Collected data:
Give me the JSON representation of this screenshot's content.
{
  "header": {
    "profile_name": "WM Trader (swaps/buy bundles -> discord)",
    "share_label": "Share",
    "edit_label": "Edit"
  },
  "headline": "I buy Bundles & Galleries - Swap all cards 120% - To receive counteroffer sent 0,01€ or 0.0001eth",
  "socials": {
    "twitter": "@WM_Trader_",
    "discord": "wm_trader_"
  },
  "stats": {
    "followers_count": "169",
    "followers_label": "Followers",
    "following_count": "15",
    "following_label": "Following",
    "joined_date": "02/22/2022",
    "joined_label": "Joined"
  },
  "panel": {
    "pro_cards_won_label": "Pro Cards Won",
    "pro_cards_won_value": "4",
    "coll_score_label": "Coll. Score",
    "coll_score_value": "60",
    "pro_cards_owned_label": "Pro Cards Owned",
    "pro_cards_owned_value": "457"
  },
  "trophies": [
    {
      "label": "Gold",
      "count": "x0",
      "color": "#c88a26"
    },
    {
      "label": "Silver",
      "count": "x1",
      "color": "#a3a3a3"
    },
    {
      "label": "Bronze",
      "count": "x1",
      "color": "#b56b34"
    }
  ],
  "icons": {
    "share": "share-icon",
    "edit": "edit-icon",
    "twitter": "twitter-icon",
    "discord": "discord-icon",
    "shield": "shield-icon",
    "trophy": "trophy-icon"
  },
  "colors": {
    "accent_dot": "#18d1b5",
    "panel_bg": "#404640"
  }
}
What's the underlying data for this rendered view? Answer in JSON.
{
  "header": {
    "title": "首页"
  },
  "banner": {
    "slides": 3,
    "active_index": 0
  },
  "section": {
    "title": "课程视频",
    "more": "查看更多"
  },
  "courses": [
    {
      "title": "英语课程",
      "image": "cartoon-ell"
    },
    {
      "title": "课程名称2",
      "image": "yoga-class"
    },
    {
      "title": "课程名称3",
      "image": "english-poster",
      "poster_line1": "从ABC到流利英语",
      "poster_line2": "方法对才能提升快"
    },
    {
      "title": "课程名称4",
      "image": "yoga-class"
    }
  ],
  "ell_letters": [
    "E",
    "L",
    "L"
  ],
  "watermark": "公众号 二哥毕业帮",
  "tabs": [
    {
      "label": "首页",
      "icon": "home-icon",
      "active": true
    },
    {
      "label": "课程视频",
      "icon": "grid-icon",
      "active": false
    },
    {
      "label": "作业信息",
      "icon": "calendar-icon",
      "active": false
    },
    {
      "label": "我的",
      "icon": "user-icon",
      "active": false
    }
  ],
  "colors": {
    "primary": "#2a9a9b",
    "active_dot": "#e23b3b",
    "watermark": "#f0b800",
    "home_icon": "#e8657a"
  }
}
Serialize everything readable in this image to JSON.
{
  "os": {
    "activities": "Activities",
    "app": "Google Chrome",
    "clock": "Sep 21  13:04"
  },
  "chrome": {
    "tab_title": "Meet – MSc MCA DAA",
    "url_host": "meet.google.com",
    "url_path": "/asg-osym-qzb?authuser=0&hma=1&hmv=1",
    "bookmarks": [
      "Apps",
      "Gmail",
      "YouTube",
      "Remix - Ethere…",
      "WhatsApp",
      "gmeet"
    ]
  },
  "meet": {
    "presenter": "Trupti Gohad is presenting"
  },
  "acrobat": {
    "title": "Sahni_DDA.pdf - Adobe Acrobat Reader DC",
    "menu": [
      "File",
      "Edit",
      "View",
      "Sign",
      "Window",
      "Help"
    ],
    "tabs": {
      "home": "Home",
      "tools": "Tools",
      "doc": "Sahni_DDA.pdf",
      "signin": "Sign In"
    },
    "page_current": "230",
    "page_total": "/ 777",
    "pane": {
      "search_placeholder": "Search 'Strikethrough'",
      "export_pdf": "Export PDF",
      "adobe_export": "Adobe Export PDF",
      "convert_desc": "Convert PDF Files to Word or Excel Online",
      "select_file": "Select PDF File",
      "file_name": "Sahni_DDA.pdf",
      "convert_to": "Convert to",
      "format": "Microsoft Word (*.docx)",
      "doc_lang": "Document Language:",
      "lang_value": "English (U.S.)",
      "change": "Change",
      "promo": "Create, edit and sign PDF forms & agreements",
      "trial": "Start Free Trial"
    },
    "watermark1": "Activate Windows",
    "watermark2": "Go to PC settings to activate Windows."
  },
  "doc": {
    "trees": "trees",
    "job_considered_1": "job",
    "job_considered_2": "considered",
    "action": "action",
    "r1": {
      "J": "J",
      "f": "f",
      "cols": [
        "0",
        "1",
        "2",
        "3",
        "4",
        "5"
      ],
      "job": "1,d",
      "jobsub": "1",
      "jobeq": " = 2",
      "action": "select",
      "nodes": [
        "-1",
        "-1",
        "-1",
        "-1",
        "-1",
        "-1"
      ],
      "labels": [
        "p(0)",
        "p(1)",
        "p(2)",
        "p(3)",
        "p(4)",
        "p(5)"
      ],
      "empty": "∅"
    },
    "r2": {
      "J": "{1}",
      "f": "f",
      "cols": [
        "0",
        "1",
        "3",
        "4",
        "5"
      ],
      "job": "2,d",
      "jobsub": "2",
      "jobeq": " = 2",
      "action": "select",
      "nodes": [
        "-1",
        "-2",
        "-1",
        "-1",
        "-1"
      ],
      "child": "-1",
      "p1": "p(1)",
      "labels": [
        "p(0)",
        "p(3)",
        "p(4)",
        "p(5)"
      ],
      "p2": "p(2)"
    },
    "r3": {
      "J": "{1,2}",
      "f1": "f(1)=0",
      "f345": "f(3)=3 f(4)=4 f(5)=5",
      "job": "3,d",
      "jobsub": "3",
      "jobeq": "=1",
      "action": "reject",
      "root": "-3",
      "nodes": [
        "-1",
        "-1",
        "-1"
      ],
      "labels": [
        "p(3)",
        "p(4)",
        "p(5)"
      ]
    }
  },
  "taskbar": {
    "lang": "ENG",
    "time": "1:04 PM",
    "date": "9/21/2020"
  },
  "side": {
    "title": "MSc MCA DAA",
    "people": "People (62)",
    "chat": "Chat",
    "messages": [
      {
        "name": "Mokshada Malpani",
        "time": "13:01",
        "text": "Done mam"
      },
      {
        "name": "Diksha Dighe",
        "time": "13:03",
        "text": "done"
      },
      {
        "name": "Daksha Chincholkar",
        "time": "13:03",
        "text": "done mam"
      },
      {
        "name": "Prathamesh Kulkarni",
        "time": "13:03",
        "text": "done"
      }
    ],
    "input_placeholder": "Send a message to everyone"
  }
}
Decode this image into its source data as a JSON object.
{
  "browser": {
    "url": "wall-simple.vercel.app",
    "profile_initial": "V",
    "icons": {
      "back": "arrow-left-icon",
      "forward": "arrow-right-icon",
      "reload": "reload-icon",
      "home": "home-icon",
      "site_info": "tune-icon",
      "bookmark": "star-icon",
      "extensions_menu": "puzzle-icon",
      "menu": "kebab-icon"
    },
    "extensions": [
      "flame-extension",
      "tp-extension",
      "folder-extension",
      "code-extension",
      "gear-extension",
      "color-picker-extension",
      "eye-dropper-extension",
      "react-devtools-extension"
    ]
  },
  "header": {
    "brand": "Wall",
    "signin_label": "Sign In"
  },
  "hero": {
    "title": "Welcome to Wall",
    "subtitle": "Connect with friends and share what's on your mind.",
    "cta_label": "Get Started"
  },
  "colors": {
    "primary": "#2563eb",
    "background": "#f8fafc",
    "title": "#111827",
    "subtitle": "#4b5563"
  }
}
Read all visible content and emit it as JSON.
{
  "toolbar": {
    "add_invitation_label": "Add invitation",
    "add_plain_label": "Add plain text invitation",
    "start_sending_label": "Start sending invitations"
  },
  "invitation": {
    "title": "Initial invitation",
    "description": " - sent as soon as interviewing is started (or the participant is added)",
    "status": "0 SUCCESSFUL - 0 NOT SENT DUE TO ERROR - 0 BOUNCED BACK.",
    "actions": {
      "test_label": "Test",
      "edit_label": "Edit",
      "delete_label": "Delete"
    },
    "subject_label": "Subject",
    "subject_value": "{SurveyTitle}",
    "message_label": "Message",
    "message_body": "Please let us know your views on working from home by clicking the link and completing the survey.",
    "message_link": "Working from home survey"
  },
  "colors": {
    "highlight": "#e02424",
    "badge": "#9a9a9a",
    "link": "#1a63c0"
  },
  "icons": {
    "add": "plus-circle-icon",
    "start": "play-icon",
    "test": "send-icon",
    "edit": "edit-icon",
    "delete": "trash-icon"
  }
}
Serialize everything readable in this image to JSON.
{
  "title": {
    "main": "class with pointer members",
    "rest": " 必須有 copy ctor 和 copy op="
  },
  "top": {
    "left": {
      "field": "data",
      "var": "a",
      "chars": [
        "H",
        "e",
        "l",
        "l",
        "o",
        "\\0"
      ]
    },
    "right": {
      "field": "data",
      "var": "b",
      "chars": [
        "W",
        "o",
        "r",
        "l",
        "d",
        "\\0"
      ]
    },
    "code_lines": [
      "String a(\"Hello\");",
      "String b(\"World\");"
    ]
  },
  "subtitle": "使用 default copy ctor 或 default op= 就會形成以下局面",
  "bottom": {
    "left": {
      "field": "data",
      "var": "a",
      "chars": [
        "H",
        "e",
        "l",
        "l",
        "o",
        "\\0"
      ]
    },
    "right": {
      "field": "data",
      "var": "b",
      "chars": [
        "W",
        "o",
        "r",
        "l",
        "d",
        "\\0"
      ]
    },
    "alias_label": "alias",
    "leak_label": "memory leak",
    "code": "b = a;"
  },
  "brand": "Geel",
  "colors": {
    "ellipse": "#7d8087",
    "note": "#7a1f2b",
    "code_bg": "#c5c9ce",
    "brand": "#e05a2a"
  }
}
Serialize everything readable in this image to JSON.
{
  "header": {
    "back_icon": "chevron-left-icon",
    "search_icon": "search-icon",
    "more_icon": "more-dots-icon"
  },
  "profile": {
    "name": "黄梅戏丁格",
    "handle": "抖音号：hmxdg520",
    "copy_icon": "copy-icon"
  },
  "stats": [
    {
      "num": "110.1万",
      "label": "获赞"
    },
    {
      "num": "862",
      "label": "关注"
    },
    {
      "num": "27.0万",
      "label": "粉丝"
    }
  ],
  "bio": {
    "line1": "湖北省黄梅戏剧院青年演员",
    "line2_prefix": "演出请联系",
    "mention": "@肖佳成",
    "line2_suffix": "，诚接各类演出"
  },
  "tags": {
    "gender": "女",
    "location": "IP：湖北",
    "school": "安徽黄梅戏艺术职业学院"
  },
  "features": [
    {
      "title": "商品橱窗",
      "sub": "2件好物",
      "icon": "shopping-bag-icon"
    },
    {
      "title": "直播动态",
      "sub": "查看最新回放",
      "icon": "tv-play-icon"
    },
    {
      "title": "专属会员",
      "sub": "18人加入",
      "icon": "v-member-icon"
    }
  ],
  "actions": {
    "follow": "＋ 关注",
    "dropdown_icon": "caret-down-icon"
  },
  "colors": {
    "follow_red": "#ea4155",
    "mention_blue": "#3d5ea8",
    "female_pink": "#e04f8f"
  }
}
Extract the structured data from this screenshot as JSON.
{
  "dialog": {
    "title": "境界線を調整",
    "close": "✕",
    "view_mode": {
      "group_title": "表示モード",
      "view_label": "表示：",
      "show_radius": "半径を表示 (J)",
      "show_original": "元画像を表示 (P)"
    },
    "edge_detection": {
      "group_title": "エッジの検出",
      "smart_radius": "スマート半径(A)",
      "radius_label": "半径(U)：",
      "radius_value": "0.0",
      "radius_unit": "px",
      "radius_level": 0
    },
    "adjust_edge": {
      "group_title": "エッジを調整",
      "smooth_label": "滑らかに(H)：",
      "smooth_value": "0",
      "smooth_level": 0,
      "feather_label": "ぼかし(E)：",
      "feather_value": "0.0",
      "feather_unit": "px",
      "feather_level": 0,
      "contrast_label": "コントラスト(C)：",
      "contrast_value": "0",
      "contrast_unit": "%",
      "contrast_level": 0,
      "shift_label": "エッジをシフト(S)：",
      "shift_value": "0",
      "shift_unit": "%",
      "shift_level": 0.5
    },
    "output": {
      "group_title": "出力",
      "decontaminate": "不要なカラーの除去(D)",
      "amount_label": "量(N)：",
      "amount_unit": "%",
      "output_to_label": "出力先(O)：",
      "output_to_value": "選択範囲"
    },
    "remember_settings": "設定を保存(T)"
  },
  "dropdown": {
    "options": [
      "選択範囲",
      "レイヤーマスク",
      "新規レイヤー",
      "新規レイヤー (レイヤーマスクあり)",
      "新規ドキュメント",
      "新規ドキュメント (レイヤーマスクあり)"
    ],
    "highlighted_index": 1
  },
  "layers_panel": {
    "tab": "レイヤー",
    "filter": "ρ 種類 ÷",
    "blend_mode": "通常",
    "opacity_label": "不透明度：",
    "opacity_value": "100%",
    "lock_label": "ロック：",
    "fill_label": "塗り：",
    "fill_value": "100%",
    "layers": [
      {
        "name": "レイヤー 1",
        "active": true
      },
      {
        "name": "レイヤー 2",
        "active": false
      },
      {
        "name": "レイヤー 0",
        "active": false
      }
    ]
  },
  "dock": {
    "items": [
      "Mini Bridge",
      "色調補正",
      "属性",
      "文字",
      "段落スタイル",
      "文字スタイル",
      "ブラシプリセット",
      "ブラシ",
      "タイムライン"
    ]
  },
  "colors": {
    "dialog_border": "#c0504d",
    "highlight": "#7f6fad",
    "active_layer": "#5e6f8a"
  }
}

What the task asks: The lines to collect are those holding the string "text"; copy them all.

Task answer:
        "text": "Done mam"
        "text": "done"
        "text": "done mam"
        "text": "done"
    "add_plain_label": "Add plain text invitation",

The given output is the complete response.